──────── Available data ────────

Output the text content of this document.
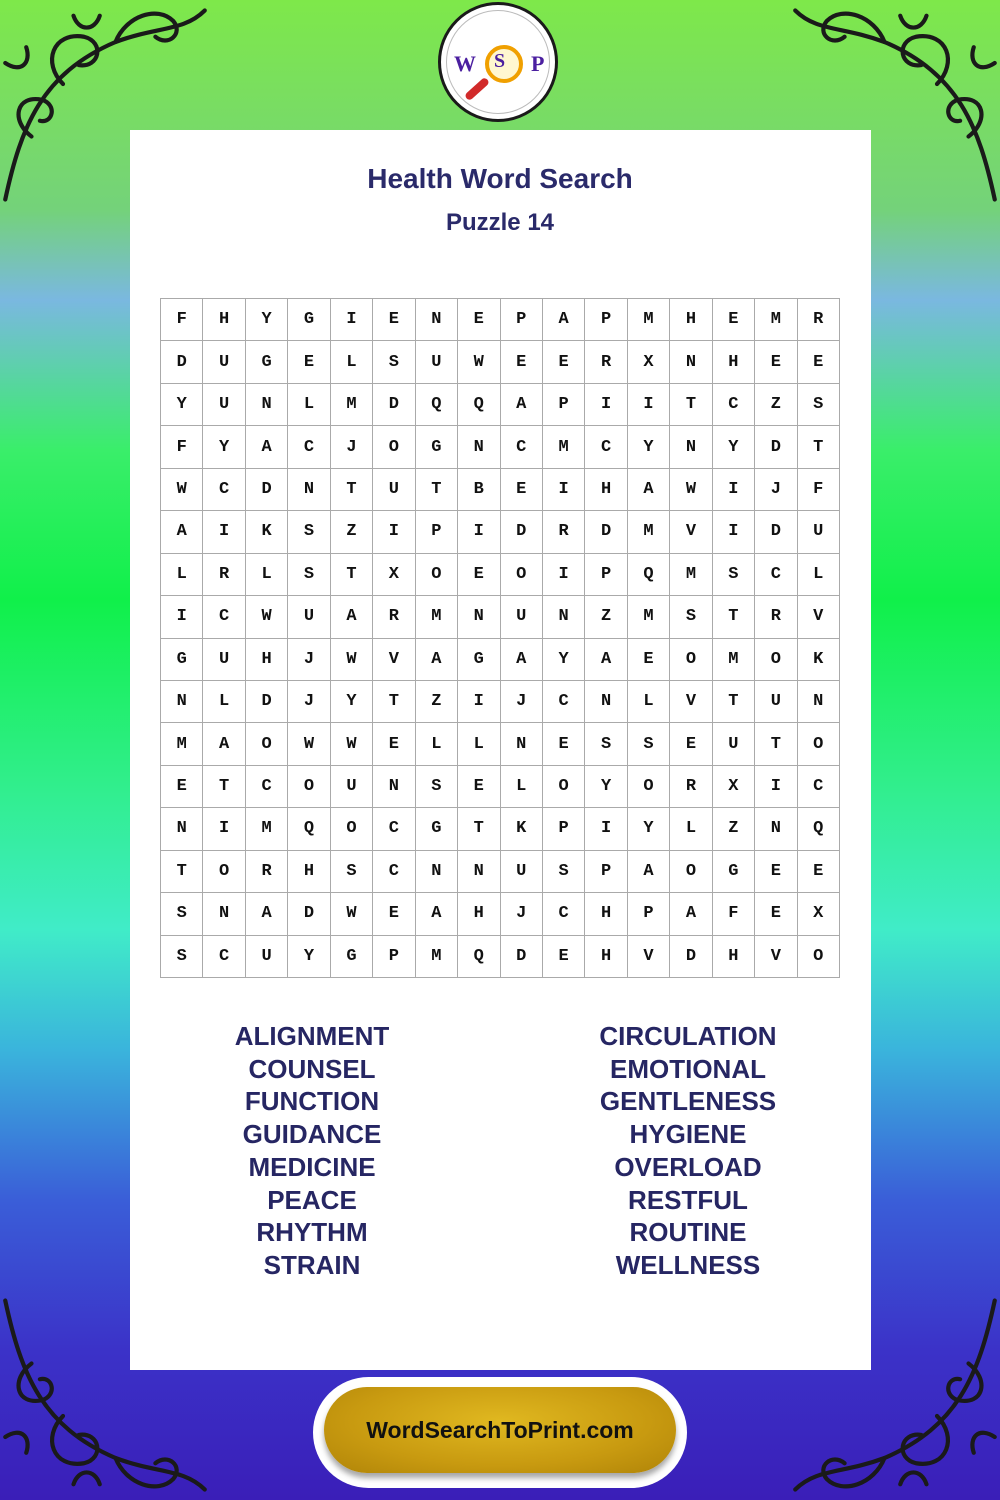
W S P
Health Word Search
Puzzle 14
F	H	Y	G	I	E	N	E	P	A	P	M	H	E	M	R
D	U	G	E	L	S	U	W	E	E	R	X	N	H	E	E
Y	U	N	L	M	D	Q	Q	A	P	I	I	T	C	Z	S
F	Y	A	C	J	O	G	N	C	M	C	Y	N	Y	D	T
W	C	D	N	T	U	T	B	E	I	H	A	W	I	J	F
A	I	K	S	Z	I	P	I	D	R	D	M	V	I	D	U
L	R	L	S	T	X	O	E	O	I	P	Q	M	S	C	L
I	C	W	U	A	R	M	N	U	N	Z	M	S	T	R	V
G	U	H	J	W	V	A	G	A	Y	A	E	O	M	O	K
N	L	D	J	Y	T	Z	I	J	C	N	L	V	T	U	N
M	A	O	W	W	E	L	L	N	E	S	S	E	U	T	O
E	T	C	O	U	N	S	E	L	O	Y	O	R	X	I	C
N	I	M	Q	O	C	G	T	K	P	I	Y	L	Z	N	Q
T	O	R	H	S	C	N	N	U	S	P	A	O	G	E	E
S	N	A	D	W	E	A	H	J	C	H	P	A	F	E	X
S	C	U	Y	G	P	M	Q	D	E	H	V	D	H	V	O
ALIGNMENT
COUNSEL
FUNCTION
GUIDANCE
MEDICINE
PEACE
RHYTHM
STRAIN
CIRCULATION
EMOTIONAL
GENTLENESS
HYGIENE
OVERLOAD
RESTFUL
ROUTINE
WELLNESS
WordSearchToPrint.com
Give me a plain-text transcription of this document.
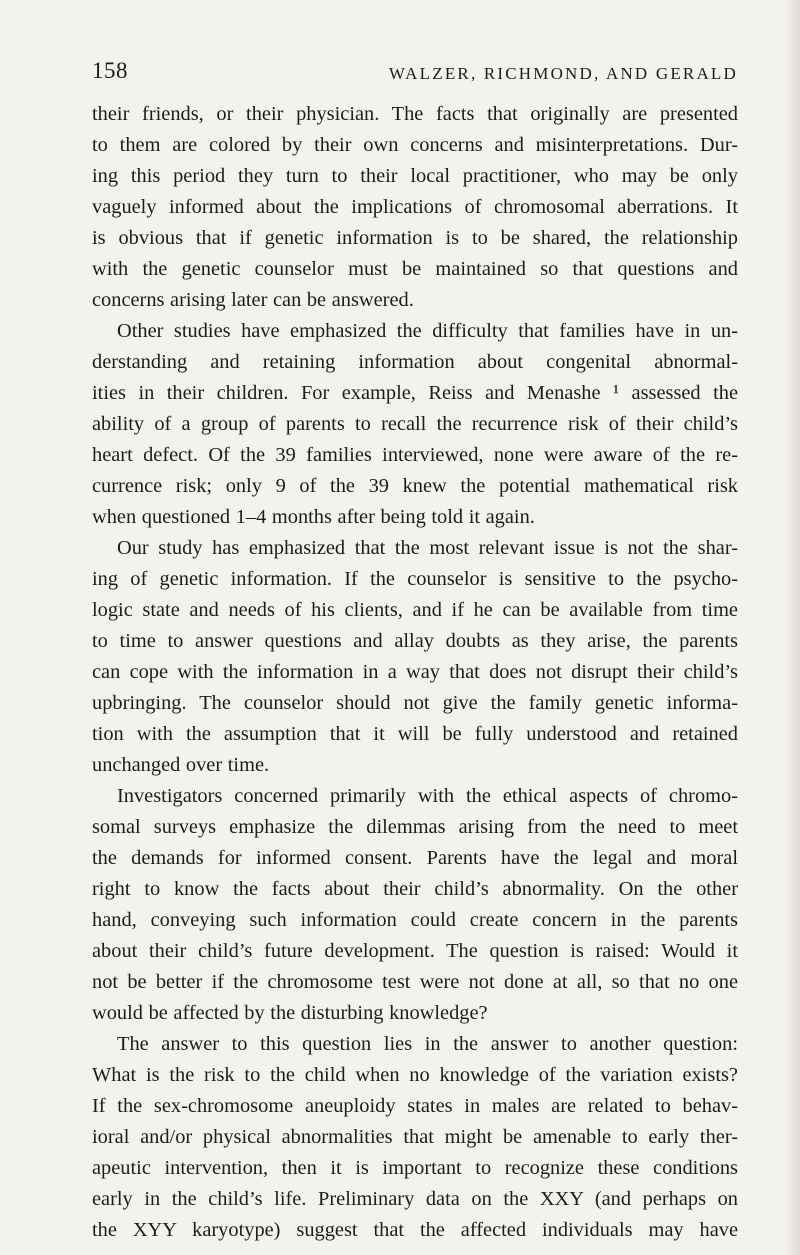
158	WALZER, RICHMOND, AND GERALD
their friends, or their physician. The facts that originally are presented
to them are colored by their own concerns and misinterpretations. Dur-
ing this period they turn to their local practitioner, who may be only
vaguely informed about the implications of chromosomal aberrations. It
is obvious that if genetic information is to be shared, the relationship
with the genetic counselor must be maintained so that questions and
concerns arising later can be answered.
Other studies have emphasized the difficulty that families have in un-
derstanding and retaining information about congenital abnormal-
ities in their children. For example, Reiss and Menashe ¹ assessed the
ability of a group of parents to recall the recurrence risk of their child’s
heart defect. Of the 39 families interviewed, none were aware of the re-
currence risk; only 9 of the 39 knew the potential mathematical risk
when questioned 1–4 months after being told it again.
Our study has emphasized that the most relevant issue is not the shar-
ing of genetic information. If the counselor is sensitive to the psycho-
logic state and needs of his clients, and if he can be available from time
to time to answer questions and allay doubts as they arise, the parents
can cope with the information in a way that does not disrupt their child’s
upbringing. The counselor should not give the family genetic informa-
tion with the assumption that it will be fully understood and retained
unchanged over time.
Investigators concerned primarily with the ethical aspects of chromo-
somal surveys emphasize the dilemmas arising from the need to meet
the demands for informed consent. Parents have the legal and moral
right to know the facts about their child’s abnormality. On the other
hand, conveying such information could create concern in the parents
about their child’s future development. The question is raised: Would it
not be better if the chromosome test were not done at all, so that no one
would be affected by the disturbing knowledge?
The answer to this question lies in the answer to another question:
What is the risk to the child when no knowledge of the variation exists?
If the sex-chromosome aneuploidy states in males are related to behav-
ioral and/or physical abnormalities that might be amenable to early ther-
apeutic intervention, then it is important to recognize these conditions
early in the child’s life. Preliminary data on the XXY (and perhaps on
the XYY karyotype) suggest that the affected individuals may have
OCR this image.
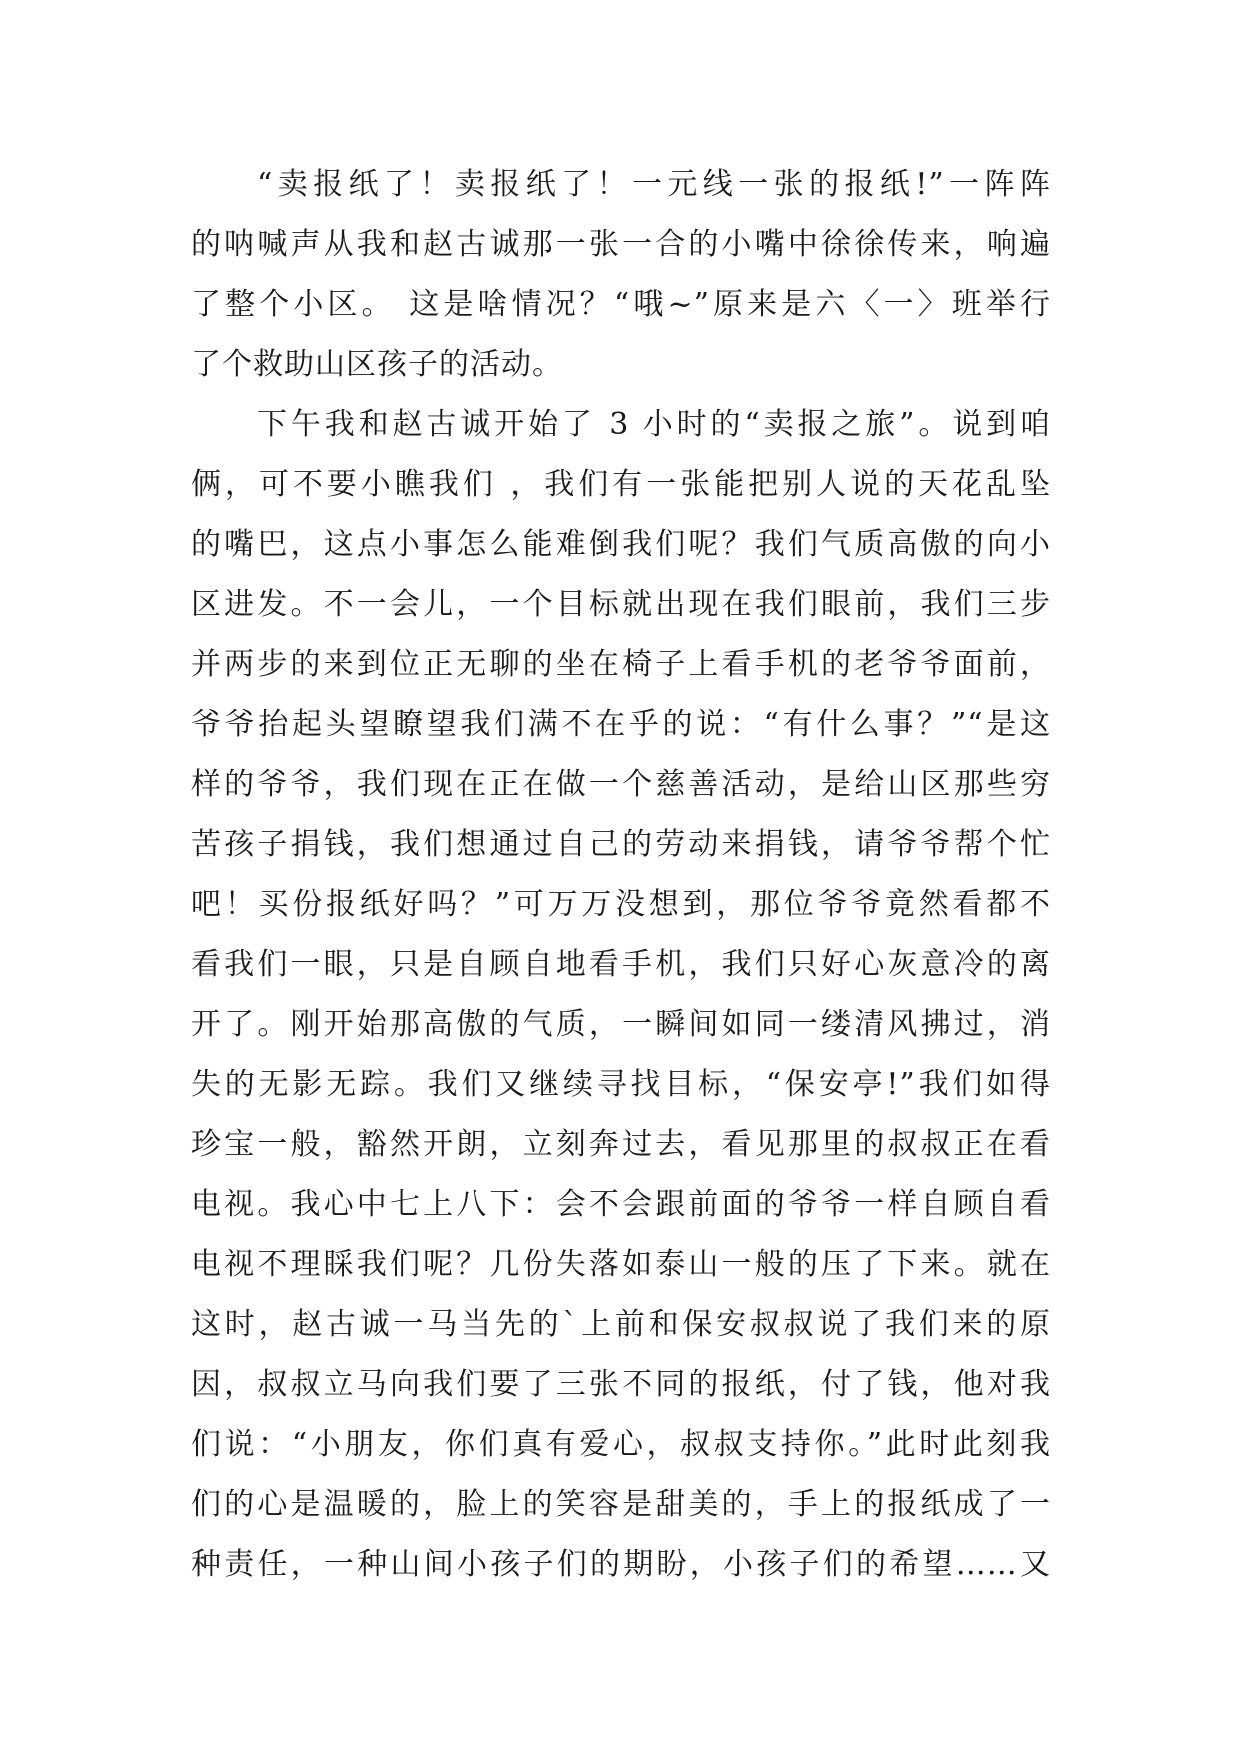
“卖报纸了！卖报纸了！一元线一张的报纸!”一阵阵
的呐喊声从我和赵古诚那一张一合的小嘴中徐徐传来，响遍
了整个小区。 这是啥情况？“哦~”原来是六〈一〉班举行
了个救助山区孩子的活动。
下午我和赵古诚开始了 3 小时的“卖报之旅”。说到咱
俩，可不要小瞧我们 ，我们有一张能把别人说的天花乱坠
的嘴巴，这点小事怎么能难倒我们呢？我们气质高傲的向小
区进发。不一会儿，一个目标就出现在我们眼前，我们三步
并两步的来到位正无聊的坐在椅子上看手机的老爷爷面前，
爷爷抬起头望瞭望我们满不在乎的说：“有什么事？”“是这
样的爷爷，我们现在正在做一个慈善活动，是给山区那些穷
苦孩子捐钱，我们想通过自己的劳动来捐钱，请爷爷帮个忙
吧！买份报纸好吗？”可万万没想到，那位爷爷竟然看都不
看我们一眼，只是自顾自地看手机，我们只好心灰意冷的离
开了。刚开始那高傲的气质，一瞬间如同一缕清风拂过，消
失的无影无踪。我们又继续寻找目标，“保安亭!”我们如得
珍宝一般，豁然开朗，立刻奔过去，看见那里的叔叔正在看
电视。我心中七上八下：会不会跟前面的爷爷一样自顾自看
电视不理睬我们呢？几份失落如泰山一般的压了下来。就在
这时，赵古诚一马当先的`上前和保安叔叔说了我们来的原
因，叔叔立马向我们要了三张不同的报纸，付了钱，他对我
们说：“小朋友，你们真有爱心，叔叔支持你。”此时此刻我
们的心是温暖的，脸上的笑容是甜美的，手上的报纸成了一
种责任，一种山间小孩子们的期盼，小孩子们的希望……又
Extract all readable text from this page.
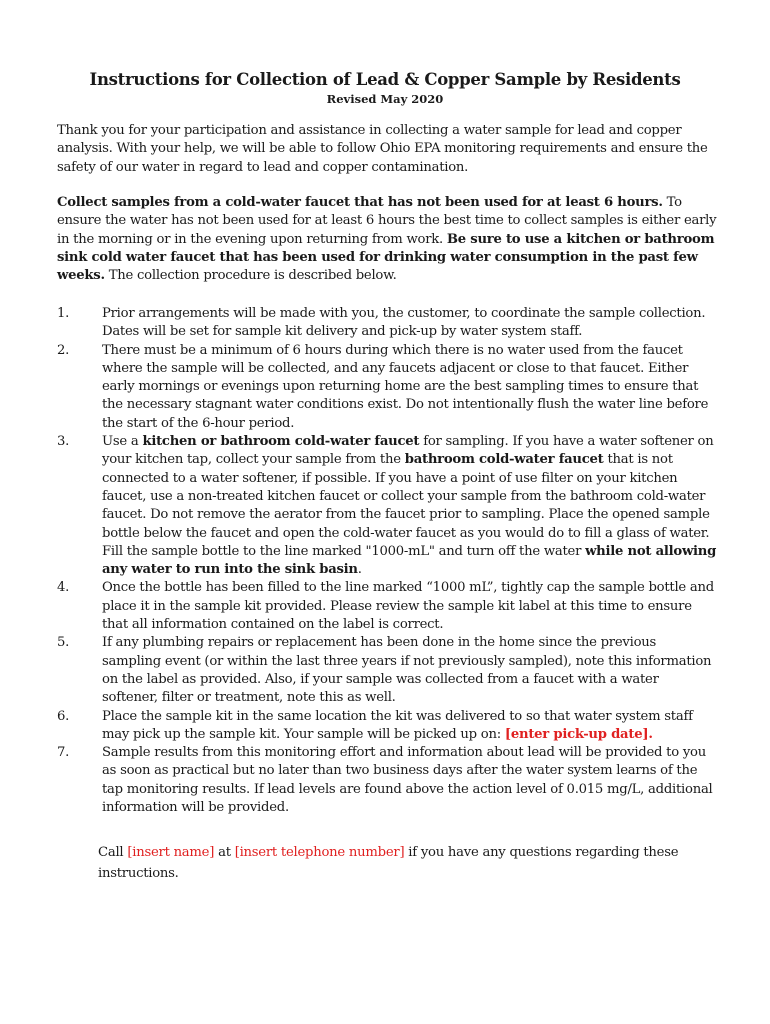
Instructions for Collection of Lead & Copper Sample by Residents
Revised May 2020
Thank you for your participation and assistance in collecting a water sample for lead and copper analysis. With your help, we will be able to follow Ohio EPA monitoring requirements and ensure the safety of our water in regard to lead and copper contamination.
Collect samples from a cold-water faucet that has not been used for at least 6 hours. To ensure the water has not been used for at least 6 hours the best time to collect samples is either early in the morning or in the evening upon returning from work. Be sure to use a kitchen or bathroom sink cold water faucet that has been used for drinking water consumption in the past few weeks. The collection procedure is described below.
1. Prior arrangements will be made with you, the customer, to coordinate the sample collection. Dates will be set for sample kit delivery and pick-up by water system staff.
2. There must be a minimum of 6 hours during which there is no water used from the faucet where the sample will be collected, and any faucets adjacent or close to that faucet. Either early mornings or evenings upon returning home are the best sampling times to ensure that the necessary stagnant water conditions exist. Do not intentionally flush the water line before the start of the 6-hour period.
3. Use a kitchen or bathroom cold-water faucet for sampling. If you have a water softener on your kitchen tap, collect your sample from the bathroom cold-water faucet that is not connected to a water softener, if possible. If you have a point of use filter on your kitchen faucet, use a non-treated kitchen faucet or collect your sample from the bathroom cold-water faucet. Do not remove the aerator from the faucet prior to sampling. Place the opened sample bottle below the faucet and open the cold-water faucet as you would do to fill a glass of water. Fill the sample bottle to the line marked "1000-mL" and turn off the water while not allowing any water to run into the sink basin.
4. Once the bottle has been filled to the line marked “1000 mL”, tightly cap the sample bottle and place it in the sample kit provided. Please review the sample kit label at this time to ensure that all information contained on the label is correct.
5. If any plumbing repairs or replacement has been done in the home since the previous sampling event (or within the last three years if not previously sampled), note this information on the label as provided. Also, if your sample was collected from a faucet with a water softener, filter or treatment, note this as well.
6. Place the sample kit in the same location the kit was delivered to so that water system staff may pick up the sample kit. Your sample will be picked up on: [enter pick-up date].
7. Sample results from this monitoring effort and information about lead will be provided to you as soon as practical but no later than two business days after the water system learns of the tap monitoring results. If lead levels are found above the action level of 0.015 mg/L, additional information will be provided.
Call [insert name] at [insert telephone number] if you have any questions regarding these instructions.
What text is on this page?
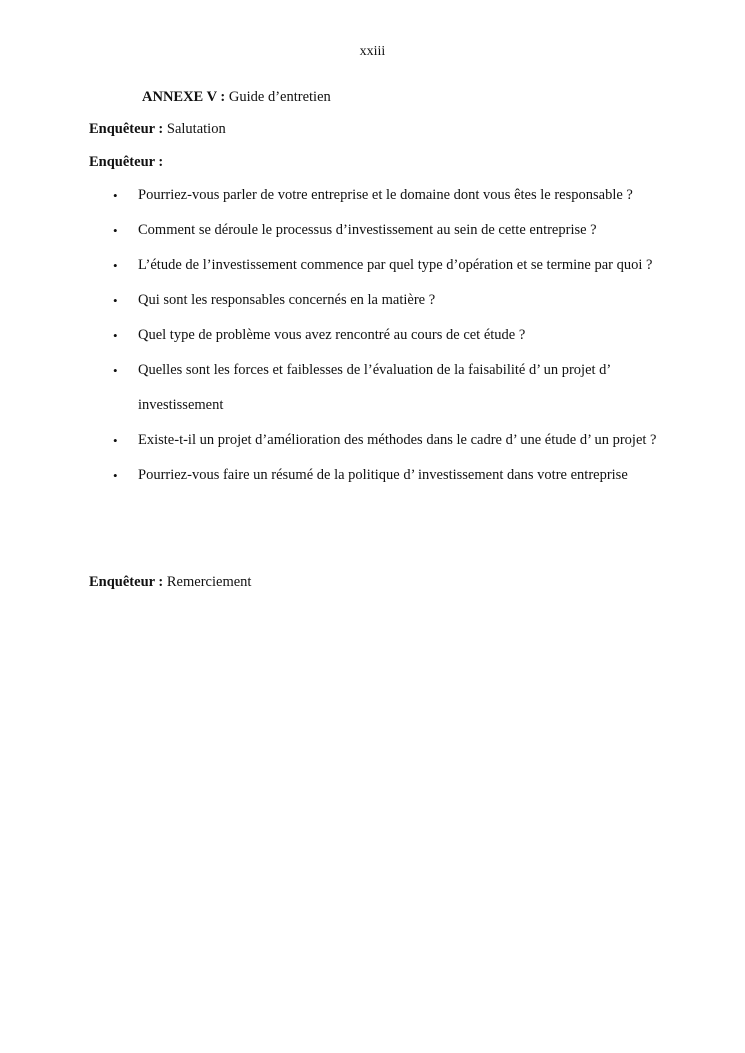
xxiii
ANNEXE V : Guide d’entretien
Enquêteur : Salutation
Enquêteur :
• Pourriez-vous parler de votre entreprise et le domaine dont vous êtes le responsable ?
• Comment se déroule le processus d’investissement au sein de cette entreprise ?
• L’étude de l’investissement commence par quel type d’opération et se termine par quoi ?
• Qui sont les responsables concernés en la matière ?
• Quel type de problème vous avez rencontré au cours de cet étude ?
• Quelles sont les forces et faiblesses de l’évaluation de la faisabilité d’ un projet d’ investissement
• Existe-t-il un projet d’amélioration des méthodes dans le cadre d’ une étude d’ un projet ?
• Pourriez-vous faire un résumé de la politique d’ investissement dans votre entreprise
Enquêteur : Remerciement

────────

Collect the complete line wherever the string "chromosome" appears in the records.

not be better if the chromosome test were not done at all, so that no one
If the sex-chromosome aneuploidy states in males are related to behav-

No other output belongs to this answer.